__GIVEN PROBLEM__.
The listing beneath should be written out in full, exactly as shown.

** begin **

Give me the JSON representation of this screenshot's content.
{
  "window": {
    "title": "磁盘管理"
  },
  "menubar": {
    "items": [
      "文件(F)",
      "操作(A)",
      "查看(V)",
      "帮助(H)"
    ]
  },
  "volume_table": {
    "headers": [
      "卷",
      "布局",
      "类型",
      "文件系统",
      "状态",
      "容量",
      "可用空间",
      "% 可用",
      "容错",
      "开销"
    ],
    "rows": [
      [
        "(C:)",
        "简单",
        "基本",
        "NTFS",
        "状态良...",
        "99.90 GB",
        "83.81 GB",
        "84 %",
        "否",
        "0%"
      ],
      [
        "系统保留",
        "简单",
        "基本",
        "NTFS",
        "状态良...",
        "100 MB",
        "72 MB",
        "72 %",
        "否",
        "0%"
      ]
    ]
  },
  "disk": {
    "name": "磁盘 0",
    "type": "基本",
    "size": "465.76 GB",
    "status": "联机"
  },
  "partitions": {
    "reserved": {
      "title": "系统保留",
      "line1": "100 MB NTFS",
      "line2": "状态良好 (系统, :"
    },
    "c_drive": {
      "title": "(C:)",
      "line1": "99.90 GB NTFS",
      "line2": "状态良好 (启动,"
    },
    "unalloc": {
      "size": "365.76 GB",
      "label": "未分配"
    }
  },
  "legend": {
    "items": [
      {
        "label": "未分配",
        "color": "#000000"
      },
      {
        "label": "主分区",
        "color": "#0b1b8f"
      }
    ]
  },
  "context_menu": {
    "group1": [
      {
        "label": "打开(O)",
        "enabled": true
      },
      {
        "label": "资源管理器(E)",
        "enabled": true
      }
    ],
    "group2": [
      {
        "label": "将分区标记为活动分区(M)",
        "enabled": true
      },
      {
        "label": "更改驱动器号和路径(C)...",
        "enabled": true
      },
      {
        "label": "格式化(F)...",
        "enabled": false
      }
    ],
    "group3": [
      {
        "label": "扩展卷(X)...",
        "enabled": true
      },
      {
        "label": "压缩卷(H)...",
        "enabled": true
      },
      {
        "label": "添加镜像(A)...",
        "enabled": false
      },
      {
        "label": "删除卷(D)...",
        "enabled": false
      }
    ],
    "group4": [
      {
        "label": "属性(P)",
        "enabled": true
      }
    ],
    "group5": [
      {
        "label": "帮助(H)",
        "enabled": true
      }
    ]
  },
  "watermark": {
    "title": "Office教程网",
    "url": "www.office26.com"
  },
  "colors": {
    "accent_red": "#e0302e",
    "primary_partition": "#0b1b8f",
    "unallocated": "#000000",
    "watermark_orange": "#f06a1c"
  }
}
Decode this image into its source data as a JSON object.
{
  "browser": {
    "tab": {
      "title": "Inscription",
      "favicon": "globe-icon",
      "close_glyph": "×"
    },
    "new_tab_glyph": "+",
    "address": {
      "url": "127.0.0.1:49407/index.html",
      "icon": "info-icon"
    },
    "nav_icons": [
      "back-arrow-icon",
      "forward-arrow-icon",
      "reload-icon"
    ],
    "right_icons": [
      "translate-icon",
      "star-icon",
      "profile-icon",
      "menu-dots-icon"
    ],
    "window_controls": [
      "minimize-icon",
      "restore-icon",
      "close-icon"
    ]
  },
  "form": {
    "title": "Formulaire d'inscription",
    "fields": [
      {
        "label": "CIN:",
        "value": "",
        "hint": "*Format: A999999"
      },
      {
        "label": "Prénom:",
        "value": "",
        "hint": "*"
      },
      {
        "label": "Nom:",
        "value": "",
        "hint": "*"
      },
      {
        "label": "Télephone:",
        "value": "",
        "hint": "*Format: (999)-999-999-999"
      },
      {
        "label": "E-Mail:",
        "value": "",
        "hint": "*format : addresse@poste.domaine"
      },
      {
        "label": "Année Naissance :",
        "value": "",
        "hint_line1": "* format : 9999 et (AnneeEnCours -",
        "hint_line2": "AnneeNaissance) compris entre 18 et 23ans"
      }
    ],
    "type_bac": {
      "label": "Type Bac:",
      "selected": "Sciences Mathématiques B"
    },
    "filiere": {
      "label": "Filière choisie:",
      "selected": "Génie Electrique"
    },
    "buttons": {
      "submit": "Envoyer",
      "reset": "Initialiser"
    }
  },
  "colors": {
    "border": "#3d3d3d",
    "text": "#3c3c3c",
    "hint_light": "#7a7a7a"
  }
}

** end **

__CORRECT RESULT__.
Give me the JSON representation of this screenshot's content.
{
  "window": {
    "title": "磁盘管理"
  },
  "menubar": {
    "items": [
      "文件(F)",
      "操作(A)",
      "查看(V)",
      "帮助(H)"
    ]
  },
  "volume_table": {
    "headers": [
      "卷",
      "布局",
      "类型",
      "文件系统",
      "状态",
      "容量",
      "可用空间",
      "% 可用",
      "容错",
      "开销"
    ],
    "rows": [
      [
        "(C:)",
        "简单",
        "基本",
        "NTFS",
        "状态良...",
        "99.90 GB",
        "83.81 GB",
        "84 %",
        "否",
        "0%"
      ],
      [
        "系统保留",
        "简单",
        "基本",
        "NTFS",
        "状态良...",
        "100 MB",
        "72 MB",
        "72 %",
        "否",
        "0%"
      ]
    ]
  },
  "disk": {
    "name": "磁盘 0",
    "type": "基本",
    "size": "465.76 GB",
    "status": "联机"
  },
  "partitions": {
    "reserved": {
      "title": "系统保留",
      "line1": "100 MB NTFS",
      "line2": "状态良好 (系统, :"
    },
    "c_drive": {
      "title": "(C:)",
      "line1": "99.90 GB NTFS",
      "line2": "状态良好 (启动,"
    },
    "unalloc": {
      "size": "365.76 GB",
      "label": "未分配"
    }
  },
  "legend": {
    "items": [
      {
        "label": "未分配",
        "color": "#000000"
      },
      {
        "label": "主分区",
        "color": "#0b1b8f"
      }
    ]
  },
  "context_menu": {
    "group1": [
      {
        "label": "打开(O)",
        "enabled": true
      },
      {
        "label": "资源管理器(E)",
        "enabled": true
      }
    ],
    "group2": [
      {
        "label": "将分区标记为活动分区(M)",
        "enabled": true
      },
      {
        "label": "更改驱动器号和路径(C)...",
        "enabled": true
      },
      {
        "label": "格式化(F)...",
        "enabled": false
      }
    ],
    "group3": [
      {
        "label": "扩展卷(X)...",
        "enabled": true
      },
      {
        "label": "压缩卷(H)...",
        "enabled": true
      },
      {
        "label": "添加镜像(A)...",
        "enabled": false
      },
      {
        "label": "删除卷(D)...",
        "enabled": false
      }
    ],
    "group4": [
      {
        "label": "属性(P)",
        "enabled": true
      }
    ],
    "group5": [
      {
        "label": "帮助(H)",
        "enabled": true
      }
    ]
  },
  "watermark": {
    "title": "Office教程网",
    "url": "www.office26.com"
  },
  "colors": {
    "accent_red": "#e0302e",
    "primary_partition": "#0b1b8f",
    "unallocated": "#000000",
    "watermark_orange": "#f06a1c"
  }
}
Decode this image into its source data as a JSON object.
{
  "browser": {
    "tab": {
      "title": "Inscription",
      "favicon": "globe-icon",
      "close_glyph": "×"
    },
    "new_tab_glyph": "+",
    "address": {
      "url": "127.0.0.1:49407/index.html",
      "icon": "info-icon"
    },
    "nav_icons": [
      "back-arrow-icon",
      "forward-arrow-icon",
      "reload-icon"
    ],
    "right_icons": [
      "translate-icon",
      "star-icon",
      "profile-icon",
      "menu-dots-icon"
    ],
    "window_controls": [
      "minimize-icon",
      "restore-icon",
      "close-icon"
    ]
  },
  "form": {
    "title": "Formulaire d'inscription",
    "fields": [
      {
        "label": "CIN:",
        "value": "",
        "hint": "*Format: A999999"
      },
      {
        "label": "Prénom:",
        "value": "",
        "hint": "*"
      },
      {
        "label": "Nom:",
        "value": "",
        "hint": "*"
      },
      {
        "label": "Télephone:",
        "value": "",
        "hint": "*Format: (999)-999-999-999"
      },
      {
        "label": "E-Mail:",
        "value": "",
        "hint": "*format : addresse@poste.domaine"
      },
      {
        "label": "Année Naissance :",
        "value": "",
        "hint_line1": "* format : 9999 et (AnneeEnCours -",
        "hint_line2": "AnneeNaissance) compris entre 18 et 23ans"
      }
    ],
    "type_bac": {
      "label": "Type Bac:",
      "selected": "Sciences Mathématiques B"
    },
    "filiere": {
      "label": "Filière choisie:",
      "selected": "Génie Electrique"
    },
    "buttons": {
      "submit": "Envoyer",
      "reset": "Initialiser"
    }
  },
  "colors": {
    "border": "#3d3d3d",
    "text": "#3c3c3c",
    "hint_light": "#7a7a7a"
  }
}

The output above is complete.